TEXTE FOURNI »
--------

Ecotaxe: comment le gouvernement envisage d’épargner la Bretagne

Selon article publié le 12/06/2014 par L’Expansion.com avec AFP

Le premier ministre Manuel Valls serait sur le point de trancher entre deux scénarios, qui auraient pour avantages d’exonérer les trajets courts de l’écotaxe… mais aussi concrètement la région d’origine des bonnets rouges

Alors qu’un portique écotaxe vient à nouveau d’être incendié dans le Morbihan, le gouvernement semble plancher sur des solutions qui limiteraient l’impact d’une taxe qui ne continue de faire polémique. Comme l’a révélé le quotidien Les Echos, deux scénarios sont envisagés par les autorités. Ils visent tous deux à relancer cette mesure gelée depuis octobre 2013 et dont l’abandon serait ungouffre financier, tout en calmant la colère des fameux bonnets rouges.

Le premier plan envisagé consiste à mettre en place une franchise mensuelle kilométrique qui varierait selon le poids et la pollution émise par le camion. Issue du rapport rendu mi-mai par la mission parlementaire en charge du dossier, cette proposition pourrait constituer une façon de clore un dossier si controversé, qui connait depuis l’automne dernier une fronde continue.

--------

TÂCHES À RÉALISER »
(a) D'après le texte sur l'écotaxe, depuis quand la mesure est-elle gelée ?
(b) Résumez en deux phrases au plus le paragraphe du texte sur l'écotaxe qui commence par « Le premier plan envisagé », en gardant ses faits principaux.

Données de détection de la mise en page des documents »
--------

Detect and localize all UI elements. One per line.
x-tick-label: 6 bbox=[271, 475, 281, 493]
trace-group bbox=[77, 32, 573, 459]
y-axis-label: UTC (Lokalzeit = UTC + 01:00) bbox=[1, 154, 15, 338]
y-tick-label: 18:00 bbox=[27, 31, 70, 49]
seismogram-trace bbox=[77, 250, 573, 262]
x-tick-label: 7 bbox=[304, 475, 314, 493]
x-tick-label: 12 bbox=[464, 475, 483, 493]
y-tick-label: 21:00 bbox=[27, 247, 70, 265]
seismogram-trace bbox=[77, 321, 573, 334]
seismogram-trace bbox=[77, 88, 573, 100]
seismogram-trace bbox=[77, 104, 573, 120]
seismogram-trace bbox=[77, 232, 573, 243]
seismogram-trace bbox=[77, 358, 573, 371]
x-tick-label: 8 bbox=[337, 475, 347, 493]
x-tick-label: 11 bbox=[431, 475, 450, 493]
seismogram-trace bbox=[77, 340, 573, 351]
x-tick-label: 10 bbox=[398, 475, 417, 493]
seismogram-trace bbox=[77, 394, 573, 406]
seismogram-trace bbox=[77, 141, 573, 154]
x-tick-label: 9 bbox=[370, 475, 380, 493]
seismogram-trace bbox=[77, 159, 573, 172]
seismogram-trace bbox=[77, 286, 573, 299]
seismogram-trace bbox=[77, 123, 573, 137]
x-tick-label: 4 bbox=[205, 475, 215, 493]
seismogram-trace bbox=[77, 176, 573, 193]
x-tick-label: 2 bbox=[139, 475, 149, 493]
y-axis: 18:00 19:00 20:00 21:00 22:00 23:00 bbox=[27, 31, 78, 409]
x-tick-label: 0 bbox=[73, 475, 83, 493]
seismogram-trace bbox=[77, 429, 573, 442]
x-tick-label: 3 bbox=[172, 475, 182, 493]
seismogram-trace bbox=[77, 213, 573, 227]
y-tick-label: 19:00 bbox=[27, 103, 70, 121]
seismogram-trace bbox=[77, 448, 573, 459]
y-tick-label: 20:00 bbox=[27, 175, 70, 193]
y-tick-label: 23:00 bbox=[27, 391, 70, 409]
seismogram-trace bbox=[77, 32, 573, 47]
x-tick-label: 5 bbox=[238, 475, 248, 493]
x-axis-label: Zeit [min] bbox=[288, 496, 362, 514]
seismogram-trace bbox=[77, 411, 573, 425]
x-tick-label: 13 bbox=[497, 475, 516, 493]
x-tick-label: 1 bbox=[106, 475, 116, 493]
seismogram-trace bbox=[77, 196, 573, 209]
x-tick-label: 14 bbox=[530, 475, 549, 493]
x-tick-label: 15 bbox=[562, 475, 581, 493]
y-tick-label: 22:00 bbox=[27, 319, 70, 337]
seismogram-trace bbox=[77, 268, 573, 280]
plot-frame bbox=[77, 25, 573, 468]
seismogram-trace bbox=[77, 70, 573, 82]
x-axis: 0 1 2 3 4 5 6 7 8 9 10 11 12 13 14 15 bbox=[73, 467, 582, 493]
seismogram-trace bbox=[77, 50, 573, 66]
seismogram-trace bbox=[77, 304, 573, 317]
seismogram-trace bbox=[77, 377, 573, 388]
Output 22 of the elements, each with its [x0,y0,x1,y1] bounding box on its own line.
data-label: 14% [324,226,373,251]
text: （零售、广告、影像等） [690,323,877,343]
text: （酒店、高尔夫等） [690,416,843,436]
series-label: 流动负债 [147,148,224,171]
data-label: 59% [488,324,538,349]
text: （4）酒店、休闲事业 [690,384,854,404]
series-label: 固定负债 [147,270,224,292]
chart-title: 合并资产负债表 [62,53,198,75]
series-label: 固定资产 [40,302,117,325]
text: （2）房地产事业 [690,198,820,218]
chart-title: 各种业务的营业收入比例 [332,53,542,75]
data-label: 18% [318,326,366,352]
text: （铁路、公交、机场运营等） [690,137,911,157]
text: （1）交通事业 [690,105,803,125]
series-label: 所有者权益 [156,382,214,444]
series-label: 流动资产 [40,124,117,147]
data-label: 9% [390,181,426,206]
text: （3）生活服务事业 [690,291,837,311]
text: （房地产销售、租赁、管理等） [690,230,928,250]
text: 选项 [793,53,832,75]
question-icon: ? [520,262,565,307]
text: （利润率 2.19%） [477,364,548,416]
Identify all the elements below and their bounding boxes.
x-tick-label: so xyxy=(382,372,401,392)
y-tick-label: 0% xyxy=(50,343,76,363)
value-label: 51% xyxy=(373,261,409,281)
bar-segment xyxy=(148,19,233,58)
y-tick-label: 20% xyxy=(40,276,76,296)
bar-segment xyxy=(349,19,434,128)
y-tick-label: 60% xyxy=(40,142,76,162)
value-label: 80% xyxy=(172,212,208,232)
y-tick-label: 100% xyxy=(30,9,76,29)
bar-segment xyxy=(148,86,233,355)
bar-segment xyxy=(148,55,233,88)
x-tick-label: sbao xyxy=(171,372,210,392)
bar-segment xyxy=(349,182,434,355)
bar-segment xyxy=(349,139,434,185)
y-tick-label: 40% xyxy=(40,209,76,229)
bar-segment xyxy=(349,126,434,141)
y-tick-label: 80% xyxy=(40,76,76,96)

--------

RÉPONSES PAR TÂCHE »
(a) Depuis octobre 2013.

(b) Le premier plan prévoit une franchise mensuelle kilométrique, variable selon le poids du camion et la pollution qu'il émet. Tirée du rapport remis mi-mai par la mission parlementaire, cette proposition pourrait clore un dossier contesté depuis l'automne dernier.